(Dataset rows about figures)
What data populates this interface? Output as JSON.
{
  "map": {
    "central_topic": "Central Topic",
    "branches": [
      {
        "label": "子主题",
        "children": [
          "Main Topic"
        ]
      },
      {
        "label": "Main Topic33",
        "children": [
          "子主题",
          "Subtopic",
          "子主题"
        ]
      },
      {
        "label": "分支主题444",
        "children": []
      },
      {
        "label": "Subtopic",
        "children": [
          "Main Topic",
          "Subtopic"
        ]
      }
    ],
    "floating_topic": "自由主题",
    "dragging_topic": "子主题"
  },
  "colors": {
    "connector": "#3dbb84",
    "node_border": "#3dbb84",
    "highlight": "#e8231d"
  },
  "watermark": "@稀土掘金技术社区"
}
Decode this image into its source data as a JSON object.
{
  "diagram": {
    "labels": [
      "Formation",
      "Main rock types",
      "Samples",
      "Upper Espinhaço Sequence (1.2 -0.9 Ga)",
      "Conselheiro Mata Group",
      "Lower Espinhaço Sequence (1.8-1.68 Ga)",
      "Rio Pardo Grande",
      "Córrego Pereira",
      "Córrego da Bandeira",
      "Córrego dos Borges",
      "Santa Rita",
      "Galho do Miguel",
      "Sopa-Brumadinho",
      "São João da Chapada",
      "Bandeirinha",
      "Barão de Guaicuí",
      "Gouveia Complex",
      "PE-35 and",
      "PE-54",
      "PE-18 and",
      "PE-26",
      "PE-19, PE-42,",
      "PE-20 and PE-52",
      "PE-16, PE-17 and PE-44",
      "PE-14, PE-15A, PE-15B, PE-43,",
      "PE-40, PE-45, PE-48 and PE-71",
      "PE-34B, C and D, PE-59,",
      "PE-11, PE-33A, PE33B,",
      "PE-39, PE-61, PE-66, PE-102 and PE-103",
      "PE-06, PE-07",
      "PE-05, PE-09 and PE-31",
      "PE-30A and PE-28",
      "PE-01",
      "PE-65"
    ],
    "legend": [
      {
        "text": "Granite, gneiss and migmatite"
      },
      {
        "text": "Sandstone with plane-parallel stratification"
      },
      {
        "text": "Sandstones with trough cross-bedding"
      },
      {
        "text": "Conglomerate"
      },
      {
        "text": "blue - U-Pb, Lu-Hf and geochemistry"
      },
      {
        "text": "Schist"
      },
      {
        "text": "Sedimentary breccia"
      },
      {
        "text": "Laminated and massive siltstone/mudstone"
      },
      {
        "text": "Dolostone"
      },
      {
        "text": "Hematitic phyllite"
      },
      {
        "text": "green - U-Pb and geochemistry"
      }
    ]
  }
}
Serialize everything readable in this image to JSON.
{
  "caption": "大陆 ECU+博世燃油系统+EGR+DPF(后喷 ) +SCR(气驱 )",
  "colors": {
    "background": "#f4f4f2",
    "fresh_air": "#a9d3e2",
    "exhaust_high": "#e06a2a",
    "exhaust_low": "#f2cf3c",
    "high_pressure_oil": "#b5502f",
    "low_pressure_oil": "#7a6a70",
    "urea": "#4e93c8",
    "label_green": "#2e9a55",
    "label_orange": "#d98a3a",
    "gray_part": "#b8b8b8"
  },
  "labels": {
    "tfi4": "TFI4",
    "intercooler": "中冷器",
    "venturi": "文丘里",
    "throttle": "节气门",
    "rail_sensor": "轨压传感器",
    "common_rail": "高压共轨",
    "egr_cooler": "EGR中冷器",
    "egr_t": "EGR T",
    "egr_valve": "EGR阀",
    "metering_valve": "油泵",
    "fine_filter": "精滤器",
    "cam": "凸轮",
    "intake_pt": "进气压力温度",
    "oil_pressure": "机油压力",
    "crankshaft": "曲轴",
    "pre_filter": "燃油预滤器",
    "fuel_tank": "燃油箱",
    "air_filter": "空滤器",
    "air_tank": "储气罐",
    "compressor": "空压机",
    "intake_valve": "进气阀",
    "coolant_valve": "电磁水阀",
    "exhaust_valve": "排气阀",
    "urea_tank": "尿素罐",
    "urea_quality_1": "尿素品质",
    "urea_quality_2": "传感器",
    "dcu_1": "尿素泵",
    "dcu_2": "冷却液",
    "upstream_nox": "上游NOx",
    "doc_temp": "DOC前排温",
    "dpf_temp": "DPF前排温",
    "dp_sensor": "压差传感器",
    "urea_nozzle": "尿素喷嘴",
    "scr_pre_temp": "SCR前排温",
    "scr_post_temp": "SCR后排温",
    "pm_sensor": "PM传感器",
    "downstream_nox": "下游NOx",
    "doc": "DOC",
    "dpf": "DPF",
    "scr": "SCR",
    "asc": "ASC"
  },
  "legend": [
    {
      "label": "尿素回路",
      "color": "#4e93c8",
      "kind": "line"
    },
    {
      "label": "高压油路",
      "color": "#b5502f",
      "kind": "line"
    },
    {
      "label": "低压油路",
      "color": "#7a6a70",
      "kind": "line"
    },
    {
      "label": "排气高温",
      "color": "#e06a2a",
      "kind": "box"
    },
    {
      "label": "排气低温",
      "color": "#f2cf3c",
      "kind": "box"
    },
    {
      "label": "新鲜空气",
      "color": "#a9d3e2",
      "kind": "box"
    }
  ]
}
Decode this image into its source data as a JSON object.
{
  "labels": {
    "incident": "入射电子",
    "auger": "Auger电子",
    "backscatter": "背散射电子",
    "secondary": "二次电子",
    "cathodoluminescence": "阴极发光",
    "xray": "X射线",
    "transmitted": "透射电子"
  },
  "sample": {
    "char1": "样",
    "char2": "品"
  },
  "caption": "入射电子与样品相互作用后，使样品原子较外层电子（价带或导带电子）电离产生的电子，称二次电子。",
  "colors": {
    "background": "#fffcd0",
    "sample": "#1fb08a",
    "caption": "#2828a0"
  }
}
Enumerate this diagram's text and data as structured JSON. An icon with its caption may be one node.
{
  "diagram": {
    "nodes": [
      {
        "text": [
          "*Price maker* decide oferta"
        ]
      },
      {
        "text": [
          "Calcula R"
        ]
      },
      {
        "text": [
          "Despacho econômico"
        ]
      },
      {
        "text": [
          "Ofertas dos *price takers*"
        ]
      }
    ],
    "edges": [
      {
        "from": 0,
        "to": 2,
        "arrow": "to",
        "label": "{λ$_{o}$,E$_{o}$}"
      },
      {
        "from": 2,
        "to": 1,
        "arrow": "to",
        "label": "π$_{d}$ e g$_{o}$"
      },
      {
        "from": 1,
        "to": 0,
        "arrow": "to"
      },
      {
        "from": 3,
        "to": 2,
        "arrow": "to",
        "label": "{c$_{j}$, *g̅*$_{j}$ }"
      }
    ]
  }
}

Problem requirements:
Using the data above, output each line exactly.

Result of the exercise:
What data populates this interface? Output as JSON.
{
  "map": {
    "central_topic": "Central Topic",
    "branches": [
      {
        "label": "子主题",
        "children": [
          "Main Topic"
        ]
      },
      {
        "label": "Main Topic33",
        "children": [
          "子主题",
          "Subtopic",
          "子主题"
        ]
      },
      {
        "label": "分支主题444",
        "children": []
      },
      {
        "label": "Subtopic",
        "children": [
          "Main Topic",
          "Subtopic"
        ]
      }
    ],
    "floating_topic": "自由主题",
    "dragging_topic": "子主题"
  },
  "colors": {
    "connector": "#3dbb84",
    "node_border": "#3dbb84",
    "highlight": "#e8231d"
  },
  "watermark": "@稀土掘金技术社区"
}
Decode this image into its source data as a JSON object.
{
  "diagram": {
    "labels": [
      "Formation",
      "Main rock types",
      "Samples",
      "Upper Espinhaço Sequence (1.2 -0.9 Ga)",
      "Conselheiro Mata Group",
      "Lower Espinhaço Sequence (1.8-1.68 Ga)",
      "Rio Pardo Grande",
      "Córrego Pereira",
      "Córrego da Bandeira",
      "Córrego dos Borges",
      "Santa Rita",
      "Galho do Miguel",
      "Sopa-Brumadinho",
      "São João da Chapada",
      "Bandeirinha",
      "Barão de Guaicuí",
      "Gouveia Complex",
      "PE-35 and",
      "PE-54",
      "PE-18 and",
      "PE-26",
      "PE-19, PE-42,",
      "PE-20 and PE-52",
      "PE-16, PE-17 and PE-44",
      "PE-14, PE-15A, PE-15B, PE-43,",
      "PE-40, PE-45, PE-48 and PE-71",
      "PE-34B, C and D, PE-59,",
      "PE-11, PE-33A, PE33B,",
      "PE-39, PE-61, PE-66, PE-102 and PE-103",
      "PE-06, PE-07",
      "PE-05, PE-09 and PE-31",
      "PE-30A and PE-28",
      "PE-01",
      "PE-65"
    ],
    "legend": [
      {
        "text": "Granite, gneiss and migmatite"
      },
      {
        "text": "Sandstone with plane-parallel stratification"
      },
      {
        "text": "Sandstones with trough cross-bedding"
      },
      {
        "text": "Conglomerate"
      },
      {
        "text": "blue - U-Pb, Lu-Hf and geochemistry"
      },
      {
        "text": "Schist"
      },
      {
        "text": "Sedimentary breccia"
      },
      {
        "text": "Laminated and massive siltstone/mudstone"
      },
      {
        "text": "Dolostone"
      },
      {
        "text": "Hematitic phyllite"
      },
      {
        "text": "green - U-Pb and geochemistry"
      }
    ]
  }
}
Serialize everything readable in this image to JSON.
{
  "caption": "大陆 ECU+博世燃油系统+EGR+DPF(后喷 ) +SCR(气驱 )",
  "colors": {
    "background": "#f4f4f2",
    "fresh_air": "#a9d3e2",
    "exhaust_high": "#e06a2a",
    "exhaust_low": "#f2cf3c",
    "high_pressure_oil": "#b5502f",
    "low_pressure_oil": "#7a6a70",
    "urea": "#4e93c8",
    "label_green": "#2e9a55",
    "label_orange": "#d98a3a",
    "gray_part": "#b8b8b8"
  },
  "labels": {
    "tfi4": "TFI4",
    "intercooler": "中冷器",
    "venturi": "文丘里",
    "throttle": "节气门",
    "rail_sensor": "轨压传感器",
    "common_rail": "高压共轨",
    "egr_cooler": "EGR中冷器",
    "egr_t": "EGR T",
    "egr_valve": "EGR阀",
    "metering_valve": "油泵",
    "fine_filter": "精滤器",
    "cam": "凸轮",
    "intake_pt": "进气压力温度",
    "oil_pressure": "机油压力",
    "crankshaft": "曲轴",
    "pre_filter": "燃油预滤器",
    "fuel_tank": "燃油箱",
    "air_filter": "空滤器",
    "air_tank": "储气罐",
    "compressor": "空压机",
    "intake_valve": "进气阀",
    "coolant_valve": "电磁水阀",
    "exhaust_valve": "排气阀",
    "urea_tank": "尿素罐",
    "urea_quality_1": "尿素品质",
    "urea_quality_2": "传感器",
    "dcu_1": "尿素泵",
    "dcu_2": "冷却液",
    "upstream_nox": "上游NOx",
    "doc_temp": "DOC前排温",
    "dpf_temp": "DPF前排温",
    "dp_sensor": "压差传感器",
    "urea_nozzle": "尿素喷嘴",
    "scr_pre_temp": "SCR前排温",
    "scr_post_temp": "SCR后排温",
    "pm_sensor": "PM传感器",
    "downstream_nox": "下游NOx",
    "doc": "DOC",
    "dpf": "DPF",
    "scr": "SCR",
    "asc": "ASC"
  },
  "legend": [
    {
      "label": "尿素回路",
      "color": "#4e93c8",
      "kind": "line"
    },
    {
      "label": "高压油路",
      "color": "#b5502f",
      "kind": "line"
    },
    {
      "label": "低压油路",
      "color": "#7a6a70",
      "kind": "line"
    },
    {
      "label": "排气高温",
      "color": "#e06a2a",
      "kind": "box"
    },
    {
      "label": "排气低温",
      "color": "#f2cf3c",
      "kind": "box"
    },
    {
      "label": "新鲜空气",
      "color": "#a9d3e2",
      "kind": "box"
    }
  ]
}
Decode this image into its source data as a JSON object.
{
  "labels": {
    "incident": "入射电子",
    "auger": "Auger电子",
    "backscatter": "背散射电子",
    "secondary": "二次电子",
    "cathodoluminescence": "阴极发光",
    "xray": "X射线",
    "transmitted": "透射电子"
  },
  "sample": {
    "char1": "样",
    "char2": "品"
  },
  "caption": "入射电子与样品相互作用后，使样品原子较外层电子（价带或导带电子）电离产生的电子，称二次电子。",
  "colors": {
    "background": "#fffcd0",
    "sample": "#1fb08a",
    "caption": "#2828a0"
  }
}
Enumerate this diagram's text and data as structured JSON. An icon with its caption may be one node.
{
  "diagram": {
    "nodes": [
      {
        "text": [
          "*Price maker* decide oferta"
        ]
      },
      {
        "text": [
          "Calcula R"
        ]
      },
      {
        "text": [
          "Despacho econômico"
        ]
      },
      {
        "text": [
          "Ofertas dos *price takers*"
        ]
      }
    ],
    "edges": [
      {
        "from": 0,
        "to": 2,
        "arrow": "to",
        "label": "{λ$_{o}$,E$_{o}$}"
      },
      {
        "from": 2,
        "to": 1,
        "arrow": "to",
        "label": "π$_{d}$ e g$_{o}$"
      },
      {
        "from": 1,
        "to": 0,
        "arrow": "to"
      },
      {
        "from": 3,
        "to": 2,
        "arrow": "to",
        "label": "{c$_{j}$, *g̅*$_{j}$ }"
      }
    ]
  }
}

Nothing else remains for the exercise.